Records from a collection
§

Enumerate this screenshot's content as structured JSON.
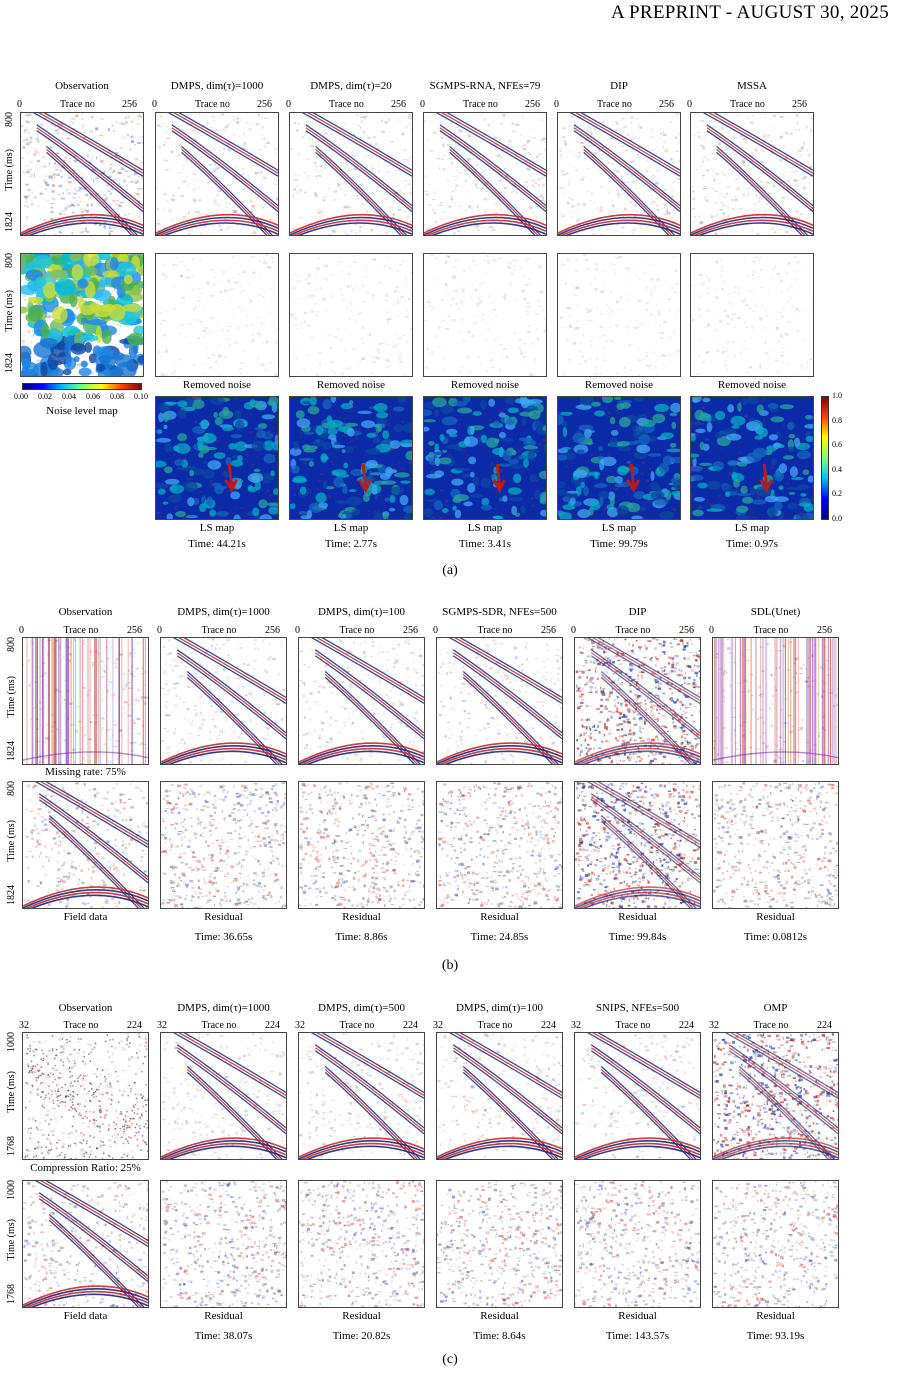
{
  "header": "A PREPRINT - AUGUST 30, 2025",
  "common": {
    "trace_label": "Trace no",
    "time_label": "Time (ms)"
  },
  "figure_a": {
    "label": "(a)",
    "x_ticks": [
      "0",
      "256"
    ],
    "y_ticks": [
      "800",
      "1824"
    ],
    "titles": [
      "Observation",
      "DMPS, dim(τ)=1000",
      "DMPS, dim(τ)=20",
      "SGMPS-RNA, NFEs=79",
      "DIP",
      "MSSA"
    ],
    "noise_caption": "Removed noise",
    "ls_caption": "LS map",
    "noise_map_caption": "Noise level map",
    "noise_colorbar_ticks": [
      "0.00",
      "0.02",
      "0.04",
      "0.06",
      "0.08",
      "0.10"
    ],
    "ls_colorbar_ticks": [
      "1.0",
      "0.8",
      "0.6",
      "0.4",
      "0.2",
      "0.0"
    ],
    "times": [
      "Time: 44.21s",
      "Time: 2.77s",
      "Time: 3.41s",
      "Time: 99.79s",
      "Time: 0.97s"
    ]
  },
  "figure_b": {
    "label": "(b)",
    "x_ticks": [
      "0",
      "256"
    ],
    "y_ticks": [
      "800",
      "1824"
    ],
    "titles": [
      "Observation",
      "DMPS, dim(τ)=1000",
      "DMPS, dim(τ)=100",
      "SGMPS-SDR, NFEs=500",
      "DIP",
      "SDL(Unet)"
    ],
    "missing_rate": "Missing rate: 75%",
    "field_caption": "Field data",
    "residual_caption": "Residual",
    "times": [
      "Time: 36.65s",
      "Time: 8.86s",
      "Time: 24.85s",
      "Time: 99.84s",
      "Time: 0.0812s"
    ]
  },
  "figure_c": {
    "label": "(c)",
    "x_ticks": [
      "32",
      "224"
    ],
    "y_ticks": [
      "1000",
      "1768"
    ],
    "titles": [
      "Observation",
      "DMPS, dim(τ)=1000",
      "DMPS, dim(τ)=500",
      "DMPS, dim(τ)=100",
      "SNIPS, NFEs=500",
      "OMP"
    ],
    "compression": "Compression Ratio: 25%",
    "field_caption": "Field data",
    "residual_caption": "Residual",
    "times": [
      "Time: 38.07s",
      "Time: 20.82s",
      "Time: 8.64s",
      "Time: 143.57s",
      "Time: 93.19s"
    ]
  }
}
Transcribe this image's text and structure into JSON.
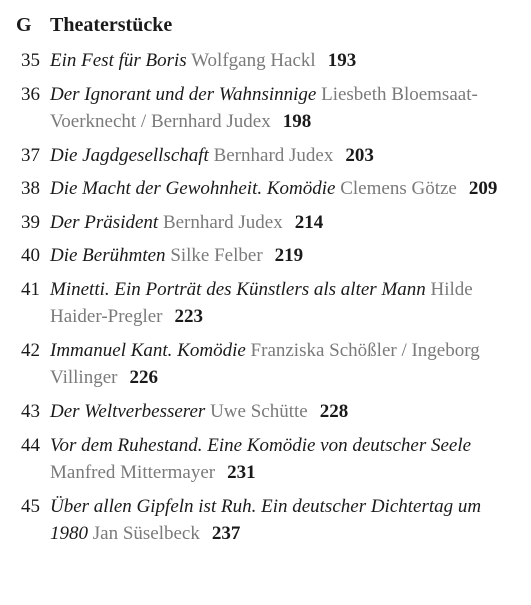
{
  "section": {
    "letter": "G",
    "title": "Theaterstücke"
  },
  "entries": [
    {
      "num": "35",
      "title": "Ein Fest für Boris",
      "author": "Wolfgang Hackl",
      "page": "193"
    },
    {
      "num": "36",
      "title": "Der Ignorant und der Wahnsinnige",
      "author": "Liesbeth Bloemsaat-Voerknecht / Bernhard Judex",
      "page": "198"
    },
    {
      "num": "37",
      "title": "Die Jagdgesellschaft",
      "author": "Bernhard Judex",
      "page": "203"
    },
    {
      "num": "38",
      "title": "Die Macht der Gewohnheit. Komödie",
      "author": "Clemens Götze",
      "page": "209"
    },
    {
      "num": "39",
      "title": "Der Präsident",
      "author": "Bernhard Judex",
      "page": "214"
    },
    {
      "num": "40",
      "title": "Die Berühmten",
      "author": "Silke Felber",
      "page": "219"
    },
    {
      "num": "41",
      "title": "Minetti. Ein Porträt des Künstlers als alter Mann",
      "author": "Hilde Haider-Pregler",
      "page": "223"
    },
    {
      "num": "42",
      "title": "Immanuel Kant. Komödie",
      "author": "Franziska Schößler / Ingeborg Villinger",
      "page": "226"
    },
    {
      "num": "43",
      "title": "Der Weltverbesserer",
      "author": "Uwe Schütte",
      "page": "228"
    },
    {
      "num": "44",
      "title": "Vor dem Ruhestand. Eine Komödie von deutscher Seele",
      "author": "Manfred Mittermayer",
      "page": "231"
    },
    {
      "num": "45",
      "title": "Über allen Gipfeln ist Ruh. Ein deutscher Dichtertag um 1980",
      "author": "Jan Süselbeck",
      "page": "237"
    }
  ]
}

§

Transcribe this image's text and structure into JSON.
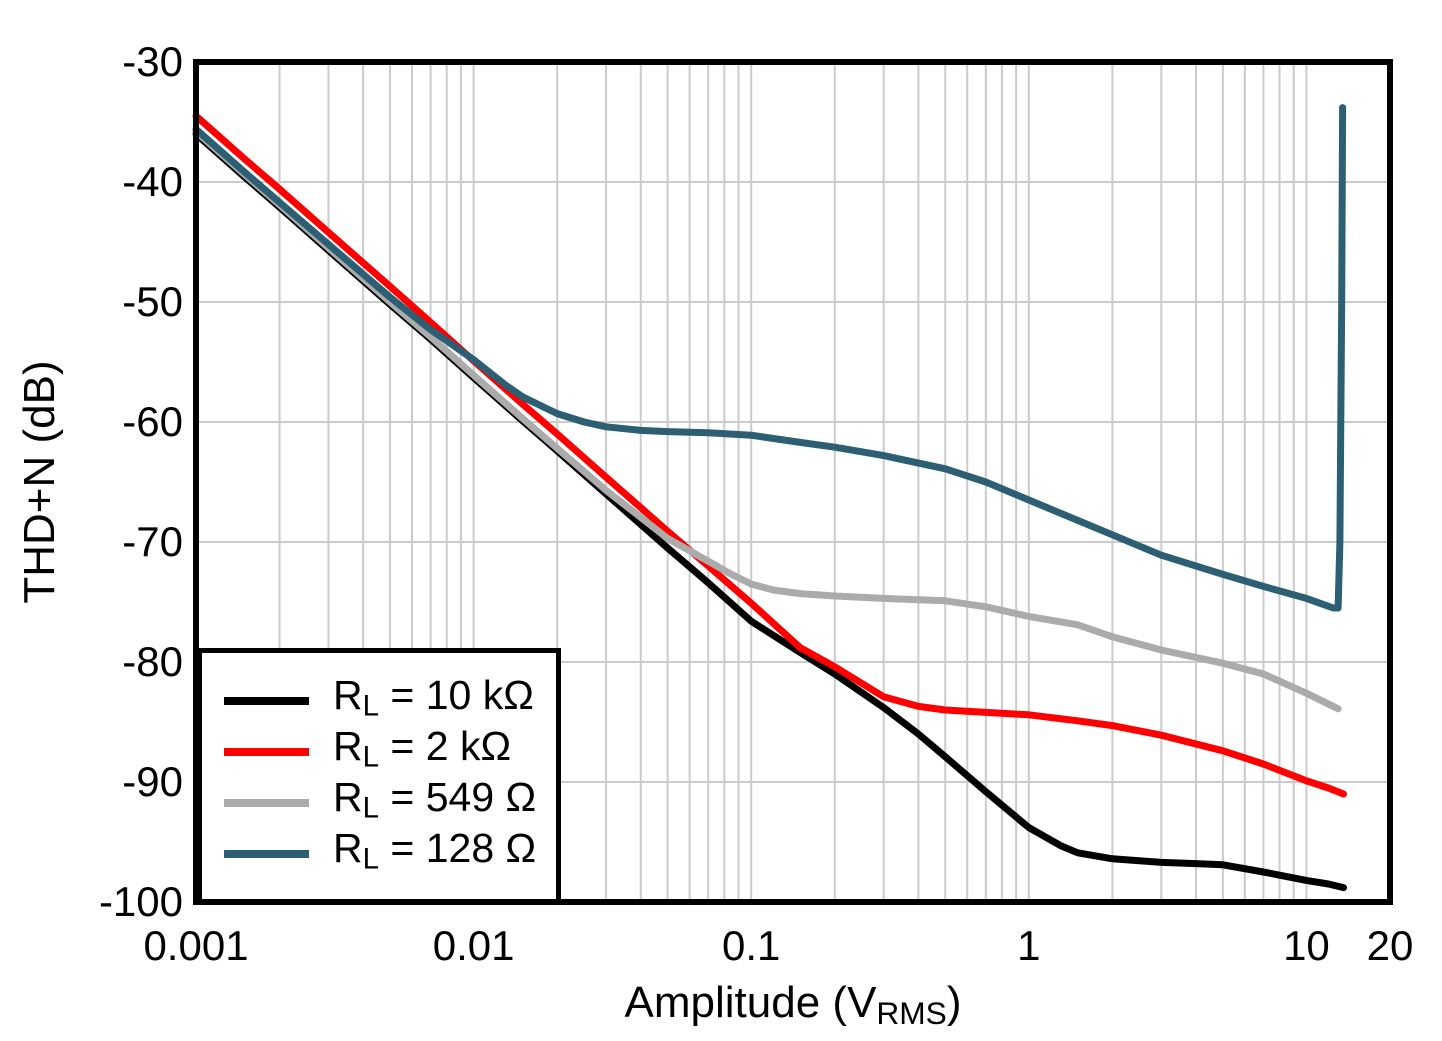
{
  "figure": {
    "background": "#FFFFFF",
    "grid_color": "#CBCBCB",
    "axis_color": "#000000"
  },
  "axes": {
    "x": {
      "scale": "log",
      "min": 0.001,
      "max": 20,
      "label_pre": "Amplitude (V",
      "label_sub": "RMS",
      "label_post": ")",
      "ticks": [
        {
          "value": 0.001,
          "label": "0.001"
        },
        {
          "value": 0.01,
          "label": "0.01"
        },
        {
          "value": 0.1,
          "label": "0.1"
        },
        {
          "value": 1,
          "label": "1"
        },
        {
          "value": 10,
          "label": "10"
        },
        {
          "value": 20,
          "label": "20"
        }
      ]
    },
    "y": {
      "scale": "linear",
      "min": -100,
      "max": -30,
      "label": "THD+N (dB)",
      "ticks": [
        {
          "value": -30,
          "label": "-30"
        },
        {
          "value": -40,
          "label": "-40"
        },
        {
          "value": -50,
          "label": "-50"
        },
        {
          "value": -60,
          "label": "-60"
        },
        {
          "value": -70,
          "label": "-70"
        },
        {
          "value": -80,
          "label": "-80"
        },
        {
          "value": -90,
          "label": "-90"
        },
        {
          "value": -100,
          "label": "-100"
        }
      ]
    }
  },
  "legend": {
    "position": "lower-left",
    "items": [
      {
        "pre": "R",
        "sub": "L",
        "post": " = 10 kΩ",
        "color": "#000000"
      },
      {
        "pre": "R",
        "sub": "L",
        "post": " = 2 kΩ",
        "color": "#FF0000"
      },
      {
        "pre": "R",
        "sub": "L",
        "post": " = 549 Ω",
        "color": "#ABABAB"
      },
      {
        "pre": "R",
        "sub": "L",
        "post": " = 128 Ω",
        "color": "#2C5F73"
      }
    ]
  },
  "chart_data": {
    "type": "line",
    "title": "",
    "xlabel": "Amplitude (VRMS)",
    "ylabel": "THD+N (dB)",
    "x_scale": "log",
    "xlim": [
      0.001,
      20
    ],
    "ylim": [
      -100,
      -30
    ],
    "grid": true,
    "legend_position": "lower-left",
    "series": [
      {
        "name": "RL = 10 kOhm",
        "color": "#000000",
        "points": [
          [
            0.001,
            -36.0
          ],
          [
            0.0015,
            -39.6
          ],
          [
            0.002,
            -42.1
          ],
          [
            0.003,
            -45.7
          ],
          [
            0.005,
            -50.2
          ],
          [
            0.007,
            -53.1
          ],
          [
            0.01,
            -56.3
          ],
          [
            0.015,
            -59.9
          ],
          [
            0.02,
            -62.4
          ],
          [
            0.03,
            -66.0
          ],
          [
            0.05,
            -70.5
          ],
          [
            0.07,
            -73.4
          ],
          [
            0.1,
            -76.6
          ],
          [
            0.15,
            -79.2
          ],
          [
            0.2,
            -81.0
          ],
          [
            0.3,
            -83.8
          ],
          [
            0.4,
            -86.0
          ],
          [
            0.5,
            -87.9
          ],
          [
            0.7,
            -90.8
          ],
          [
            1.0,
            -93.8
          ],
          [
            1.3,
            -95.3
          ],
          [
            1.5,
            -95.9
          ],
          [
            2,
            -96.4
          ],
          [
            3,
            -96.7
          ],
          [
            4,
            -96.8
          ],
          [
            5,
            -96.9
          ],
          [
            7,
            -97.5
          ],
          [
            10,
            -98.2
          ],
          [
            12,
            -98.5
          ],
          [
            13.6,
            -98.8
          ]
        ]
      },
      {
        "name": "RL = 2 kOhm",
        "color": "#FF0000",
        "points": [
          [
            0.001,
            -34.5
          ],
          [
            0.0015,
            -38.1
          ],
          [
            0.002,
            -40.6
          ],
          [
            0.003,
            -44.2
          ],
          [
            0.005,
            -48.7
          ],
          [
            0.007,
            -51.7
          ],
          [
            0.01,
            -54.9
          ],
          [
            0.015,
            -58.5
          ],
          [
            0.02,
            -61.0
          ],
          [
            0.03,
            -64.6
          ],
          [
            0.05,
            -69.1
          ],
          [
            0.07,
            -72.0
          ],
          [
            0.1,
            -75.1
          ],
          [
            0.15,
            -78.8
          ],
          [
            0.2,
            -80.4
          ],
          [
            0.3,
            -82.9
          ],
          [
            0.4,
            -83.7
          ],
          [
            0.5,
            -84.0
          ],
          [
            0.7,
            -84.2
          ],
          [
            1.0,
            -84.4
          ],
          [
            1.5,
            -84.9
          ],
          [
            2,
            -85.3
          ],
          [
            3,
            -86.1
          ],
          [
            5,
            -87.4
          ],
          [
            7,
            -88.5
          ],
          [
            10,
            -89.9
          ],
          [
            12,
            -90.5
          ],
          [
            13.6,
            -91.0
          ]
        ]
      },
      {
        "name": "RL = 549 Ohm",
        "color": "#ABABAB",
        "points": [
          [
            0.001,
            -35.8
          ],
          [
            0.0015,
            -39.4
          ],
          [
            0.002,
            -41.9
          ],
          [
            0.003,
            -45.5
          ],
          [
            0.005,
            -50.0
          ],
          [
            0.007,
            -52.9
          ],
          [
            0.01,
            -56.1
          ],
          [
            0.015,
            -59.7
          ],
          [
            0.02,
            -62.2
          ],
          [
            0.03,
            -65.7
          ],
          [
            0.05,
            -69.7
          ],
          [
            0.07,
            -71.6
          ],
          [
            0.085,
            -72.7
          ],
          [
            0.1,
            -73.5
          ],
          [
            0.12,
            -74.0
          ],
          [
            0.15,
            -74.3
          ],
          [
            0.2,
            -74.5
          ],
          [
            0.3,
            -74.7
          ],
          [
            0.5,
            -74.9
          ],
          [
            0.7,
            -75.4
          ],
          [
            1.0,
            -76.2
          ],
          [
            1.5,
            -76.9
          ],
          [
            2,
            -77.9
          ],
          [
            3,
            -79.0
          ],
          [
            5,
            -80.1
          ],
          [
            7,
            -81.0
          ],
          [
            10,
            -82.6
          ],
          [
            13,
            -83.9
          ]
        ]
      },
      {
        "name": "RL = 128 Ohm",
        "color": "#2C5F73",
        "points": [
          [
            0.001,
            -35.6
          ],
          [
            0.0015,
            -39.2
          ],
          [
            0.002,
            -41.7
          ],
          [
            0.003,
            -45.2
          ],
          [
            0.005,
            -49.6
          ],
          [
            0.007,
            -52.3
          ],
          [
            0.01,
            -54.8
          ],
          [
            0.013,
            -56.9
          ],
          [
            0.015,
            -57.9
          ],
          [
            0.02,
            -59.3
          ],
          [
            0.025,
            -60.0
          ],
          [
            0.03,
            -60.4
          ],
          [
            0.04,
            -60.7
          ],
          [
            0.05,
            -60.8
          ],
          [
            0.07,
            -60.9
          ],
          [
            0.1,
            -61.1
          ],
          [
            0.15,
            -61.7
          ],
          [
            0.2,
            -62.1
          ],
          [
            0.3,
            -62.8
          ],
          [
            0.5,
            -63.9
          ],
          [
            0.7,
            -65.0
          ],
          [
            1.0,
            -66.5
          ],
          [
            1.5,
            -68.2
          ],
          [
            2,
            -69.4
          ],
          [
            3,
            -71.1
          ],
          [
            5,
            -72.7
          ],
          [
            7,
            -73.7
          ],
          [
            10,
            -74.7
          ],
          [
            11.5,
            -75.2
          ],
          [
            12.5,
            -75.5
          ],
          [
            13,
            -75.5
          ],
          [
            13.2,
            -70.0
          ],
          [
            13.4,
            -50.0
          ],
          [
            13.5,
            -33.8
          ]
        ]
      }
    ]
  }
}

§

AIM
Find the string "author" in the listing and return every line that holds it.

OUTPUT BELOW
      "author": "Wolfgang Hackl",
      "author": "Liesbeth Bloemsaat-Voerknecht / Bernhard Judex",
      "author": "Bernhard Judex",
      "author": "Clemens Götze",
      "author": "Bernhard Judex",
      "author": "Silke Felber",
      "author": "Hilde Haider-Pregler",
      "author": "Franziska Schößler / Ingeborg Villinger",
      "author": "Uwe Schütte",
      "author": "Manfred Mittermayer",
      "author": "Jan Süselbeck",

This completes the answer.